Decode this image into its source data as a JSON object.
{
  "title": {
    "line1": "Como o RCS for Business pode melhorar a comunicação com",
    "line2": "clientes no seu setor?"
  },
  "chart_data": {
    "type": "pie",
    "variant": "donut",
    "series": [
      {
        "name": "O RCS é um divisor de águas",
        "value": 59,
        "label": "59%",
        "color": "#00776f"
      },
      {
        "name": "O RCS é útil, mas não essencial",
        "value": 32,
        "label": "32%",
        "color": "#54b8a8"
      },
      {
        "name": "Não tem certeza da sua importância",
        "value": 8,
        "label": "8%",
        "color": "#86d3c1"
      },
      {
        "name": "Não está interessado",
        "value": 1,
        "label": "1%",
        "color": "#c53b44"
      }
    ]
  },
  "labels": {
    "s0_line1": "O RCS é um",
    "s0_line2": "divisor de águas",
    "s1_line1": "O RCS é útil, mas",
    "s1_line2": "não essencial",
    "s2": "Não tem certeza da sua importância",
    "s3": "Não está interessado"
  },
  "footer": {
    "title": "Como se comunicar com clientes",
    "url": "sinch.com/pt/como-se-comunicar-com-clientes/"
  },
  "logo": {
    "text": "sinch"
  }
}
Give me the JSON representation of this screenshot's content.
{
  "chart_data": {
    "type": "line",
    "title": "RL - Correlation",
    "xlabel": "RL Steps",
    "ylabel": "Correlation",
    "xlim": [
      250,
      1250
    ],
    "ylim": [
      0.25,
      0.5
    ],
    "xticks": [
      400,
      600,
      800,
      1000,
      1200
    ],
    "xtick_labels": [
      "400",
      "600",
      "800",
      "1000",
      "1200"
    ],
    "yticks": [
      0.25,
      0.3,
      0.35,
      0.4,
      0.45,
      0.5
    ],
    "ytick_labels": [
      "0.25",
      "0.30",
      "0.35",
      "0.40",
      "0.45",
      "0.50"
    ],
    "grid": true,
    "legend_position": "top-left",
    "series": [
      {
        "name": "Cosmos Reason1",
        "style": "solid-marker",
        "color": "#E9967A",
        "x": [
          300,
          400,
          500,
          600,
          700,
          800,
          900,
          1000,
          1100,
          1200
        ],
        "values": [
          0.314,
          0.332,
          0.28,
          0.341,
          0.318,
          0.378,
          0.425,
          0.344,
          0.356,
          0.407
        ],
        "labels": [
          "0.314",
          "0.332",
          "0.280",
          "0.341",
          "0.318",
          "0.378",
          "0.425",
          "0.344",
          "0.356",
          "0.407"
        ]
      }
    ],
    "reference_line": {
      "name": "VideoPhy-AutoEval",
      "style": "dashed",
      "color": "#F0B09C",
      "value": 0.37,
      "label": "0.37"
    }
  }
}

• • • • •

→ What is needed
Pick out the lines that contain "comunicar" and copy them.

→ Full output
    "title": "Como se comunicar com clientes",
    "url": "sinch.com/pt/como-se-comunicar-com-clientes/"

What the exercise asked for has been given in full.